Would you restate all the data that follows, word for word?

Recorded information

============================================================

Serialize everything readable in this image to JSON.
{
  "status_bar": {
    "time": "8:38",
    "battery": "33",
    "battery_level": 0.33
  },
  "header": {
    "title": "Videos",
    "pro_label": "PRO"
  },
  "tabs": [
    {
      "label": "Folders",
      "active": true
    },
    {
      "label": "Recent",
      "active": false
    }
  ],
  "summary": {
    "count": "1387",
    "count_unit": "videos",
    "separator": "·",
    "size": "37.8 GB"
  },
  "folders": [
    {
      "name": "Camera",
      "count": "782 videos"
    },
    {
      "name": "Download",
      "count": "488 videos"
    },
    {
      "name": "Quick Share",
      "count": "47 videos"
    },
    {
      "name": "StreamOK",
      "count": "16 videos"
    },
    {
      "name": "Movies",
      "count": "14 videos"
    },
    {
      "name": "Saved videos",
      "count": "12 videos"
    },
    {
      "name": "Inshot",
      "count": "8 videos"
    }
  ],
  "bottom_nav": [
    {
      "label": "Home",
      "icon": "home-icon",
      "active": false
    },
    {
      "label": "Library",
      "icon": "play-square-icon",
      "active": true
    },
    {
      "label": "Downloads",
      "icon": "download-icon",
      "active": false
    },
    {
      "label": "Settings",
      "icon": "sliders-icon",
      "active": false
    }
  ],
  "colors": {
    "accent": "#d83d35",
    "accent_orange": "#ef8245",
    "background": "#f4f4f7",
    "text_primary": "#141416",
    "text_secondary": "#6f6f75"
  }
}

============================================================

Reply to the exercise
Serialize everything readable in this image to JSON.
{
  "status_bar": {
    "time": "8:38",
    "battery": "33",
    "battery_level": 0.33
  },
  "header": {
    "title": "Videos",
    "pro_label": "PRO"
  },
  "tabs": [
    {
      "label": "Folders",
      "active": true
    },
    {
      "label": "Recent",
      "active": false
    }
  ],
  "summary": {
    "count": "1387",
    "count_unit": "videos",
    "separator": "·",
    "size": "37.8 GB"
  },
  "folders": [
    {
      "name": "Camera",
      "count": "782 videos"
    },
    {
      "name": "Download",
      "count": "488 videos"
    },
    {
      "name": "Quick Share",
      "count": "47 videos"
    },
    {
      "name": "StreamOK",
      "count": "16 videos"
    },
    {
      "name": "Movies",
      "count": "14 videos"
    },
    {
      "name": "Saved videos",
      "count": "12 videos"
    },
    {
      "name": "Inshot",
      "count": "8 videos"
    }
  ],
  "bottom_nav": [
    {
      "label": "Home",
      "icon": "home-icon",
      "active": false
    },
    {
      "label": "Library",
      "icon": "play-square-icon",
      "active": true
    },
    {
      "label": "Downloads",
      "icon": "download-icon",
      "active": false
    },
    {
      "label": "Settings",
      "icon": "sliders-icon",
      "active": false
    }
  ],
  "colors": {
    "accent": "#d83d35",
    "accent_orange": "#ef8245",
    "background": "#f4f4f7",
    "text_primary": "#141416",
    "text_secondary": "#6f6f75"
  }
}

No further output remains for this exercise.